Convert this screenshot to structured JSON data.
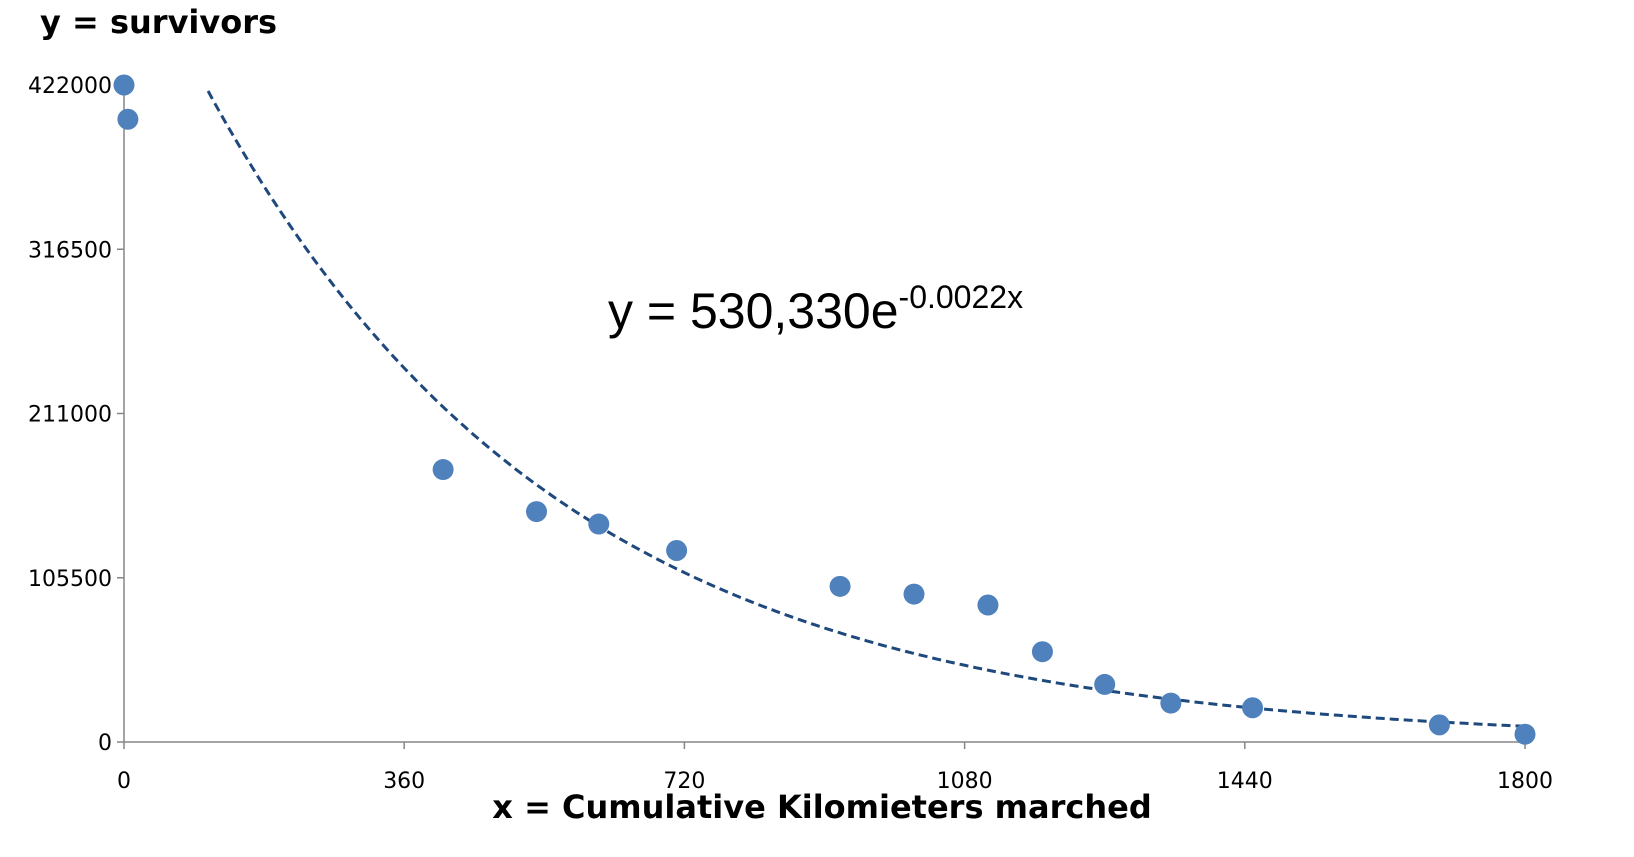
{
  "chart_data": {
    "type": "scatter",
    "ylabel": "y = survivors",
    "xlabel": "x = Cumulative Kilomieters  marched",
    "xlim": [
      0,
      1800
    ],
    "ylim": [
      0,
      422000
    ],
    "x_ticks": [
      "0",
      "360",
      "720",
      "1080",
      "1440",
      "1800"
    ],
    "x_tick_values": [
      0,
      360,
      720,
      1080,
      1440,
      1800
    ],
    "y_ticks": [
      "0",
      "105500",
      "211000",
      "316500",
      "422000"
    ],
    "y_tick_values": [
      0,
      105500,
      211000,
      316500,
      422000
    ],
    "grid": false,
    "legend": "none",
    "marker_color": "#4f81bd",
    "trendline_color": "#1f497d",
    "series": [
      {
        "x": [
          0,
          5,
          410,
          530,
          610,
          710,
          920,
          1015,
          1110,
          1180,
          1260,
          1345,
          1450,
          1690,
          1800
        ],
        "y": [
          422000,
          400000,
          175000,
          148000,
          140000,
          123000,
          100000,
          95000,
          88000,
          58000,
          37000,
          25000,
          22000,
          11000,
          5000
        ]
      }
    ],
    "trendline": {
      "type": "exponential",
      "a": 530330,
      "b": -0.0022,
      "x_range": [
        108,
        1800
      ]
    },
    "equation": {
      "prefix": "y = 530,330e",
      "exponent": "-0.0022x"
    }
  }
}
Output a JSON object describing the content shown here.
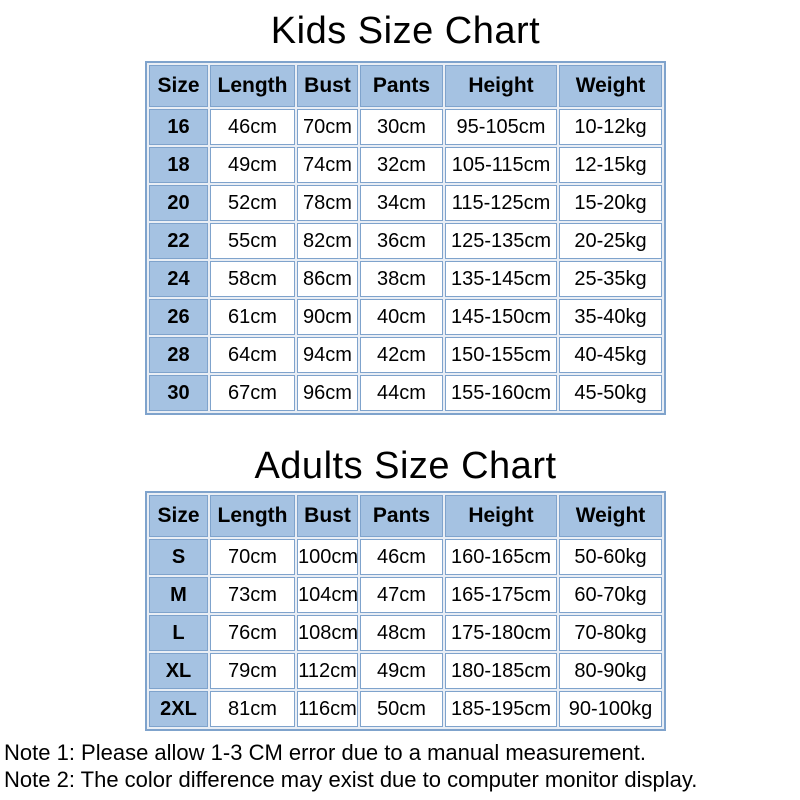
{
  "colors": {
    "header_fill": "#a5c2e2",
    "grid_border": "#7fa3cc",
    "cell_gap": "#e9eef5",
    "cell_fill": "#ffffff",
    "text": "#000000",
    "page_background": "#ffffff"
  },
  "chart_data": [
    {
      "type": "table",
      "title": "Kids Size Chart",
      "columns": [
        "Size",
        "Length",
        "Bust",
        "Pants",
        "Height",
        "Weight"
      ],
      "rows": [
        [
          "16",
          "46cm",
          "70cm",
          "30cm",
          "95-105cm",
          "10-12kg"
        ],
        [
          "18",
          "49cm",
          "74cm",
          "32cm",
          "105-115cm",
          "12-15kg"
        ],
        [
          "20",
          "52cm",
          "78cm",
          "34cm",
          "115-125cm",
          "15-20kg"
        ],
        [
          "22",
          "55cm",
          "82cm",
          "36cm",
          "125-135cm",
          "20-25kg"
        ],
        [
          "24",
          "58cm",
          "86cm",
          "38cm",
          "135-145cm",
          "25-35kg"
        ],
        [
          "26",
          "61cm",
          "90cm",
          "40cm",
          "145-150cm",
          "35-40kg"
        ],
        [
          "28",
          "64cm",
          "94cm",
          "42cm",
          "150-155cm",
          "40-45kg"
        ],
        [
          "30",
          "67cm",
          "96cm",
          "44cm",
          "155-160cm",
          "45-50kg"
        ]
      ]
    },
    {
      "type": "table",
      "title": "Adults Size Chart",
      "columns": [
        "Size",
        "Length",
        "Bust",
        "Pants",
        "Height",
        "Weight"
      ],
      "rows": [
        [
          "S",
          "70cm",
          "100cm",
          "46cm",
          "160-165cm",
          "50-60kg"
        ],
        [
          "M",
          "73cm",
          "104cm",
          "47cm",
          "165-175cm",
          "60-70kg"
        ],
        [
          "L",
          "76cm",
          "108cm",
          "48cm",
          "175-180cm",
          "70-80kg"
        ],
        [
          "XL",
          "79cm",
          "112cm",
          "49cm",
          "180-185cm",
          "80-90kg"
        ],
        [
          "2XL",
          "81cm",
          "116cm",
          "50cm",
          "185-195cm",
          "90-100kg"
        ]
      ]
    }
  ],
  "notes": [
    "Note 1: Please allow 1-3 CM error due to a manual measurement.",
    "Note 2: The color difference may exist due to computer monitor display."
  ]
}
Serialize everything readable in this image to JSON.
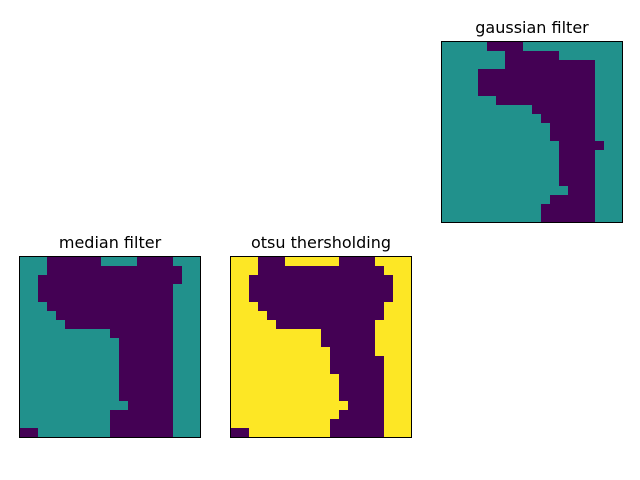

▶ _Work to be completed_:
Reproduce the material word for word. Any pictures should be left out of the copy.

▶ _Worked solution_:
Convert this screenshot to structured JSON data.
{
  "chart_data": {
    "type": "scatter",
    "ylabel": "y = survivors",
    "xlabel": "x = Cumulative Kilomieters  marched",
    "xlim": [
      0,
      1800
    ],
    "ylim": [
      0,
      422000
    ],
    "x_ticks": [
      "0",
      "360",
      "720",
      "1080",
      "1440",
      "1800"
    ],
    "x_tick_values": [
      0,
      360,
      720,
      1080,
      1440,
      1800
    ],
    "y_ticks": [
      "0",
      "105500",
      "211000",
      "316500",
      "422000"
    ],
    "y_tick_values": [
      0,
      105500,
      211000,
      316500,
      422000
    ],
    "grid": false,
    "legend": "none",
    "marker_color": "#4f81bd",
    "trendline_color": "#1f497d",
    "series": [
      {
        "x": [
          0,
          5,
          410,
          530,
          610,
          710,
          920,
          1015,
          1110,
          1180,
          1260,
          1345,
          1450,
          1690,
          1800
        ],
        "y": [
          422000,
          400000,
          175000,
          148000,
          140000,
          123000,
          100000,
          95000,
          88000,
          58000,
          37000,
          25000,
          22000,
          11000,
          5000
        ]
      }
    ],
    "trendline": {
      "type": "exponential",
      "a": 530330,
      "b": -0.0022,
      "x_range": [
        108,
        1800
      ]
    },
    "equation": {
      "prefix": "y = 530,330e",
      "exponent": "-0.0022x"
    }
  }
}
Output a JSON object describing the content shown here.
{
  "colors": {
    "header_fill": "#a5c2e2",
    "grid_border": "#7fa3cc",
    "cell_gap": "#e9eef5",
    "cell_fill": "#ffffff",
    "text": "#000000",
    "page_background": "#ffffff"
  },
  "chart_data": [
    {
      "type": "table",
      "title": "Kids Size Chart",
      "columns": [
        "Size",
        "Length",
        "Bust",
        "Pants",
        "Height",
        "Weight"
      ],
      "rows": [
        [
          "16",
          "46cm",
          "70cm",
          "30cm",
          "95-105cm",
          "10-12kg"
        ],
        [
          "18",
          "49cm",
          "74cm",
          "32cm",
          "105-115cm",
          "12-15kg"
        ],
        [
          "20",
          "52cm",
          "78cm",
          "34cm",
          "115-125cm",
          "15-20kg"
        ],
        [
          "22",
          "55cm",
          "82cm",
          "36cm",
          "125-135cm",
          "20-25kg"
        ],
        [
          "24",
          "58cm",
          "86cm",
          "38cm",
          "135-145cm",
          "25-35kg"
        ],
        [
          "26",
          "61cm",
          "90cm",
          "40cm",
          "145-150cm",
          "35-40kg"
        ],
        [
          "28",
          "64cm",
          "94cm",
          "42cm",
          "150-155cm",
          "40-45kg"
        ],
        [
          "30",
          "67cm",
          "96cm",
          "44cm",
          "155-160cm",
          "45-50kg"
        ]
      ]
    },
    {
      "type": "table",
      "title": "Adults Size Chart",
      "columns": [
        "Size",
        "Length",
        "Bust",
        "Pants",
        "Height",
        "Weight"
      ],
      "rows": [
        [
          "S",
          "70cm",
          "100cm",
          "46cm",
          "160-165cm",
          "50-60kg"
        ],
        [
          "M",
          "73cm",
          "104cm",
          "47cm",
          "165-175cm",
          "60-70kg"
        ],
        [
          "L",
          "76cm",
          "108cm",
          "48cm",
          "175-180cm",
          "70-80kg"
        ],
        [
          "XL",
          "79cm",
          "112cm",
          "49cm",
          "180-185cm",
          "80-90kg"
        ],
        [
          "2XL",
          "81cm",
          "116cm",
          "50cm",
          "185-195cm",
          "90-100kg"
        ]
      ]
    }
  ],
  "notes": [
    "Note 1: Please allow 1-3 CM error due to a manual measurement.",
    "Note 2: The color difference may exist due to computer monitor display."
  ]
}
Serialize everything readable in this image to JSON.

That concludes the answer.